-- start Information supplied --

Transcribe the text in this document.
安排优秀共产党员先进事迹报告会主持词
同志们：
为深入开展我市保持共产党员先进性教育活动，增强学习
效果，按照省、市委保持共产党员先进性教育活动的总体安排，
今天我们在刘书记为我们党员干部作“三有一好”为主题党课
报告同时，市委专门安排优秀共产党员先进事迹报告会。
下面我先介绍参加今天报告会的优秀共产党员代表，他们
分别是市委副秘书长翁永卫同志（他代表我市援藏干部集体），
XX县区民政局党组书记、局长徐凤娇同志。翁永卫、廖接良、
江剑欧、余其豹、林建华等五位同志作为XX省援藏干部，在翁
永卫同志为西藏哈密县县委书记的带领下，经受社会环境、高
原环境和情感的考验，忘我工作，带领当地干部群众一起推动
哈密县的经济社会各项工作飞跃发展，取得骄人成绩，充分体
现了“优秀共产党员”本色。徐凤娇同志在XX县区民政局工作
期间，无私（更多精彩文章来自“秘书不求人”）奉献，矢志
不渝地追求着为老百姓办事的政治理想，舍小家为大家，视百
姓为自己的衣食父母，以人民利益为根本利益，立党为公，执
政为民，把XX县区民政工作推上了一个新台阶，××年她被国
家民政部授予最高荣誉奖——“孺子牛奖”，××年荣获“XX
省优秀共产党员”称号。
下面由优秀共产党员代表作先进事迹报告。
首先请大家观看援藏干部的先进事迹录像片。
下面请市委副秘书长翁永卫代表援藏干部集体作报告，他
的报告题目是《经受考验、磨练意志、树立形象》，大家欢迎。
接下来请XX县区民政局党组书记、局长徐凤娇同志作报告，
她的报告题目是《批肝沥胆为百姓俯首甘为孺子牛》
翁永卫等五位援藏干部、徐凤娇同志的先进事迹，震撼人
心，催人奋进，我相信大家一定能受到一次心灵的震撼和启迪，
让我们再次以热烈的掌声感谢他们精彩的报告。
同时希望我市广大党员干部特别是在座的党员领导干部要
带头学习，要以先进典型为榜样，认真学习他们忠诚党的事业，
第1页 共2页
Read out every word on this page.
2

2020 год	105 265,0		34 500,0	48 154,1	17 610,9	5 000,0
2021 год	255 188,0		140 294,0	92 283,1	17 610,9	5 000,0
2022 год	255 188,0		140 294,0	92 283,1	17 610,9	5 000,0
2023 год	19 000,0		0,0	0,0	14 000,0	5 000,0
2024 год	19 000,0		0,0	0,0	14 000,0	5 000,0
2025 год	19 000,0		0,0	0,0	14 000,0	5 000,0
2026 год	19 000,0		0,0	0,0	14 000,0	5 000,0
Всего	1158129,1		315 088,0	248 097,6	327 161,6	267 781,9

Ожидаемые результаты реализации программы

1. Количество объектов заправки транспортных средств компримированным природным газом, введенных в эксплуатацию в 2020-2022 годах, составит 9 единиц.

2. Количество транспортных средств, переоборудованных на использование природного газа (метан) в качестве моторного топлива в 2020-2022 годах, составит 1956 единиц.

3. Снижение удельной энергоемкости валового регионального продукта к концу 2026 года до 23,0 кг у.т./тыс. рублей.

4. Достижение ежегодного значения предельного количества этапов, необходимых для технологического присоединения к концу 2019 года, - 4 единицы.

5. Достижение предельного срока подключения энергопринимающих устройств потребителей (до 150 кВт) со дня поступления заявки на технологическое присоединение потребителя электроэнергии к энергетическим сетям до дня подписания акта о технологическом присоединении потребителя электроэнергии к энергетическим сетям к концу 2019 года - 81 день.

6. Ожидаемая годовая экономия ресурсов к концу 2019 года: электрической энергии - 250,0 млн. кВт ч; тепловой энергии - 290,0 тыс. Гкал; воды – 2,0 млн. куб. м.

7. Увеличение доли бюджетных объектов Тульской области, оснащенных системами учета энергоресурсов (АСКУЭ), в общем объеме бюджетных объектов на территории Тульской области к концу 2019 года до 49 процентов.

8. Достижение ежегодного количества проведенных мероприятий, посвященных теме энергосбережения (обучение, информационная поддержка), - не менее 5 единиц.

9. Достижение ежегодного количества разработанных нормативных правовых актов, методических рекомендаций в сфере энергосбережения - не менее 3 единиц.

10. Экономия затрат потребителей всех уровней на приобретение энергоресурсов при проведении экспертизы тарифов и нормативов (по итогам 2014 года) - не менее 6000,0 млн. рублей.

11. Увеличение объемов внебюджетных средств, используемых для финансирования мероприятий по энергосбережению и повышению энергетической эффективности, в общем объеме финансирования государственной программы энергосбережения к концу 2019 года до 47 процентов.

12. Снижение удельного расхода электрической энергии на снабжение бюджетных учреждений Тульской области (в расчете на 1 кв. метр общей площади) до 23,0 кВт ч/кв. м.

-- end Information supplied --

**Problem description:** Repeat the data above exactly.

**Result:**
Transcribe the text in this document.
安排优秀共产党员先进事迹报告会主持词
同志们：
为深入开展我市保持共产党员先进性教育活动，增强学习
效果，按照省、市委保持共产党员先进性教育活动的总体安排，
今天我们在刘书记为我们党员干部作“三有一好”为主题党课
报告同时，市委专门安排优秀共产党员先进事迹报告会。
下面我先介绍参加今天报告会的优秀共产党员代表，他们
分别是市委副秘书长翁永卫同志（他代表我市援藏干部集体），
XX县区民政局党组书记、局长徐凤娇同志。翁永卫、廖接良、
江剑欧、余其豹、林建华等五位同志作为XX省援藏干部，在翁
永卫同志为西藏哈密县县委书记的带领下，经受社会环境、高
原环境和情感的考验，忘我工作，带领当地干部群众一起推动
哈密县的经济社会各项工作飞跃发展，取得骄人成绩，充分体
现了“优秀共产党员”本色。徐凤娇同志在XX县区民政局工作
期间，无私（更多精彩文章来自“秘书不求人”）奉献，矢志
不渝地追求着为老百姓办事的政治理想，舍小家为大家，视百
姓为自己的衣食父母，以人民利益为根本利益，立党为公，执
政为民，把XX县区民政工作推上了一个新台阶，××年她被国
家民政部授予最高荣誉奖——“孺子牛奖”，××年荣获“XX
省优秀共产党员”称号。
下面由优秀共产党员代表作先进事迹报告。
首先请大家观看援藏干部的先进事迹录像片。
下面请市委副秘书长翁永卫代表援藏干部集体作报告，他
的报告题目是《经受考验、磨练意志、树立形象》，大家欢迎。
接下来请XX县区民政局党组书记、局长徐凤娇同志作报告，
她的报告题目是《批肝沥胆为百姓俯首甘为孺子牛》
翁永卫等五位援藏干部、徐凤娇同志的先进事迹，震撼人
心，催人奋进，我相信大家一定能受到一次心灵的震撼和启迪，
让我们再次以热烈的掌声感谢他们精彩的报告。
同时希望我市广大党员干部特别是在座的党员领导干部要
带头学习，要以先进典型为榜样，认真学习他们忠诚党的事业，
第1页 共2页
Read out every word on this page.
2

2020 год	105 265,0		34 500,0	48 154,1	17 610,9	5 000,0
2021 год	255 188,0		140 294,0	92 283,1	17 610,9	5 000,0
2022 год	255 188,0		140 294,0	92 283,1	17 610,9	5 000,0
2023 год	19 000,0		0,0	0,0	14 000,0	5 000,0
2024 год	19 000,0		0,0	0,0	14 000,0	5 000,0
2025 год	19 000,0		0,0	0,0	14 000,0	5 000,0
2026 год	19 000,0		0,0	0,0	14 000,0	5 000,0
Всего	1158129,1		315 088,0	248 097,6	327 161,6	267 781,9

Ожидаемые результаты реализации программы

1. Количество объектов заправки транспортных средств компримированным природным газом, введенных в эксплуатацию в 2020-2022 годах, составит 9 единиц.

2. Количество транспортных средств, переоборудованных на использование природного газа (метан) в качестве моторного топлива в 2020-2022 годах, составит 1956 единиц.

3. Снижение удельной энергоемкости валового регионального продукта к концу 2026 года до 23,0 кг у.т./тыс. рублей.

4. Достижение ежегодного значения предельного количества этапов, необходимых для технологического присоединения к концу 2019 года, - 4 единицы.

5. Достижение предельного срока подключения энергопринимающих устройств потребителей (до 150 кВт) со дня поступления заявки на технологическое присоединение потребителя электроэнергии к энергетическим сетям до дня подписания акта о технологическом присоединении потребителя электроэнергии к энергетическим сетям к концу 2019 года - 81 день.

6. Ожидаемая годовая экономия ресурсов к концу 2019 года: электрической энергии - 250,0 млн. кВт ч; тепловой энергии - 290,0 тыс. Гкал; воды – 2,0 млн. куб. м.

7. Увеличение доли бюджетных объектов Тульской области, оснащенных системами учета энергоресурсов (АСКУЭ), в общем объеме бюджетных объектов на территории Тульской области к концу 2019 года до 49 процентов.

8. Достижение ежегодного количества проведенных мероприятий, посвященных теме энергосбережения (обучение, информационная поддержка), - не менее 5 единиц.

9. Достижение ежегодного количества разработанных нормативных правовых актов, методических рекомендаций в сфере энергосбережения - не менее 3 единиц.

10. Экономия затрат потребителей всех уровней на приобретение энергоресурсов при проведении экспертизы тарифов и нормативов (по итогам 2014 года) - не менее 6000,0 млн. рублей.

11. Увеличение объемов внебюджетных средств, используемых для финансирования мероприятий по энергосбережению и повышению энергетической эффективности, в общем объеме финансирования государственной программы энергосбережения к концу 2019 года до 47 процентов.

12. Снижение удельного расхода электрической энергии на снабжение бюджетных учреждений Тульской области (в расчете на 1 кв. метр общей площади) до 23,0 кВт ч/кв. м.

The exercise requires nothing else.